=== EXERCISE REQUIREMENTS ===
Where the word "intercept" occurs in a line, return that line.

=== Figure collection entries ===
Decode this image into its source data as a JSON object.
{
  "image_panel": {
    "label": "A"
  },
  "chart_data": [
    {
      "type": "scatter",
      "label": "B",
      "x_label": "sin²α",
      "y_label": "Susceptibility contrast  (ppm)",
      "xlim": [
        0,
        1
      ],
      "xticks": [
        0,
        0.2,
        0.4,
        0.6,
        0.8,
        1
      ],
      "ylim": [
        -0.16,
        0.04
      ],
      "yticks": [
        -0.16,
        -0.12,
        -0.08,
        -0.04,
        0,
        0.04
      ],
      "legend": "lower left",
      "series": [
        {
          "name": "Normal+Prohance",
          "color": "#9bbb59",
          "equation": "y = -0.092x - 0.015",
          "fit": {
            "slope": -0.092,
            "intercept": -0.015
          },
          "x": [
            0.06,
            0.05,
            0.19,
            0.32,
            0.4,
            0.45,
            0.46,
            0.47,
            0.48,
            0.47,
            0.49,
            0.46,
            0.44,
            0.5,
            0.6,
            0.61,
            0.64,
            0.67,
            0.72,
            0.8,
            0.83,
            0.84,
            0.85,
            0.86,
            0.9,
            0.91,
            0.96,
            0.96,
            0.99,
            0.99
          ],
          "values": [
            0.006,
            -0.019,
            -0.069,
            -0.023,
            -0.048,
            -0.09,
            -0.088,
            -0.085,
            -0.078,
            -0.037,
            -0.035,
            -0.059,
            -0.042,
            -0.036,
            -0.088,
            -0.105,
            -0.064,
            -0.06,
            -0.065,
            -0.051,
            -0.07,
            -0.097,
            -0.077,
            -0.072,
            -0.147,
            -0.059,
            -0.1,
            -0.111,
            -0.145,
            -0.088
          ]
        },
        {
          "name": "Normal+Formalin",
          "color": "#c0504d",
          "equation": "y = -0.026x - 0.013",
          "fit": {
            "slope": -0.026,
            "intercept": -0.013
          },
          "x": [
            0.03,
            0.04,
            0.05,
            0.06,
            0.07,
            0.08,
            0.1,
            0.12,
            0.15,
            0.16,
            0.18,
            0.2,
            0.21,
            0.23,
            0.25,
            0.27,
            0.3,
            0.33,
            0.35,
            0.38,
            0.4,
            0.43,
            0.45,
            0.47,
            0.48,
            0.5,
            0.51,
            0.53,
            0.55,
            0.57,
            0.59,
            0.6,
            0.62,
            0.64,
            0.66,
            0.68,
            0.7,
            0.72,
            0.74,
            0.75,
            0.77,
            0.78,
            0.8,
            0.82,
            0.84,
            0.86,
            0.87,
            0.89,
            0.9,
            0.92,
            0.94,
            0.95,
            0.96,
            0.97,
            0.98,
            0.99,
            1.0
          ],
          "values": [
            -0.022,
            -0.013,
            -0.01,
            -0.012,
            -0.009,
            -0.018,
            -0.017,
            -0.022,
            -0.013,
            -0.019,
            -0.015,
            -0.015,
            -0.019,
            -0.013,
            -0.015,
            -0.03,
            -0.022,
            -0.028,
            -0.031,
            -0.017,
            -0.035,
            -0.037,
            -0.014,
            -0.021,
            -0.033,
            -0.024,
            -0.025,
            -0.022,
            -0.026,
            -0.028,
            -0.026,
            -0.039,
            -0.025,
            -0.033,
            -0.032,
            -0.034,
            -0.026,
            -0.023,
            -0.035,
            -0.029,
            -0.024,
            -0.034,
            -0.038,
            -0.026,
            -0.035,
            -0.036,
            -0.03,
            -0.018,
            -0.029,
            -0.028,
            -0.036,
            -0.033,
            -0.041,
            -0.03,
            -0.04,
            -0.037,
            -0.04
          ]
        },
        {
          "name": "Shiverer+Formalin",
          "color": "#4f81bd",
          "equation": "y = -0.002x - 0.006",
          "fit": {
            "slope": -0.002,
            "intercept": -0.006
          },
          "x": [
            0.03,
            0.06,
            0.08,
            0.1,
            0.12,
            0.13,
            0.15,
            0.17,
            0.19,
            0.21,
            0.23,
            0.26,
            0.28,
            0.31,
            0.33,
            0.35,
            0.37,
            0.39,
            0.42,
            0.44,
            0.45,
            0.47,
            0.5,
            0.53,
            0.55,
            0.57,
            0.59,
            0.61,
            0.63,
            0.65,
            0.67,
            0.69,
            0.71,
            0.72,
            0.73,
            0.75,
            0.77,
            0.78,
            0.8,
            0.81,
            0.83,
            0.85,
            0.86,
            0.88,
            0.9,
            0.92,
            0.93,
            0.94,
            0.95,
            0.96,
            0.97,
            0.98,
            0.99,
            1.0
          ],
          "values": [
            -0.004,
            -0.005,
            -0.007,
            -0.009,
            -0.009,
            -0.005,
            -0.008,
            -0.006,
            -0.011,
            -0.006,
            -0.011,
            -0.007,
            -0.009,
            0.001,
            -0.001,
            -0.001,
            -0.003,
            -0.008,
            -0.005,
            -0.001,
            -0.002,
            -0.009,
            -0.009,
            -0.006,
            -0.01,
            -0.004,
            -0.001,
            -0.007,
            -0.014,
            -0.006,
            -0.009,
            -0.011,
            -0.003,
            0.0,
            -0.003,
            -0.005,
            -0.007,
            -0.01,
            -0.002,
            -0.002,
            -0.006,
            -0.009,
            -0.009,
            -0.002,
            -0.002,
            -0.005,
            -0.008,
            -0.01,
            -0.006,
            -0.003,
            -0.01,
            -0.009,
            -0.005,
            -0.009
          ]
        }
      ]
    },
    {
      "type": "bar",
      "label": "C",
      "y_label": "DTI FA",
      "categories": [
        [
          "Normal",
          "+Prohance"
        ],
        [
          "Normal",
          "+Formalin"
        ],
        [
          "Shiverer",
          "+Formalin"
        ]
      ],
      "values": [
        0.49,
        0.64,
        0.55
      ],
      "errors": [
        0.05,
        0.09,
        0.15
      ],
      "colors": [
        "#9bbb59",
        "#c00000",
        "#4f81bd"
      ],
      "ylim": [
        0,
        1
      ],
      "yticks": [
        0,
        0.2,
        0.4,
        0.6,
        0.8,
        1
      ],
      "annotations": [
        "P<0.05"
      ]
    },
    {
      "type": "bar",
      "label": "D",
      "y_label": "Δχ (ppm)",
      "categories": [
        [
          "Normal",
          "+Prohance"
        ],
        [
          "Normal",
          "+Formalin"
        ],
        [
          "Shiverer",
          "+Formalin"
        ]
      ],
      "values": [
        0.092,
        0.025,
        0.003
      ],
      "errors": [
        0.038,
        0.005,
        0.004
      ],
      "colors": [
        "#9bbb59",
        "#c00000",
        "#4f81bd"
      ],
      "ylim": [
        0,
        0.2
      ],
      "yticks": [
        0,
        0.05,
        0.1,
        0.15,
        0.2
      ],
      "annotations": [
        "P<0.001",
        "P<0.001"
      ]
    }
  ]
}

=== SOLVED PROBLEM ===
            "intercept": -0.015
            "intercept": -0.013
            "intercept": -0.006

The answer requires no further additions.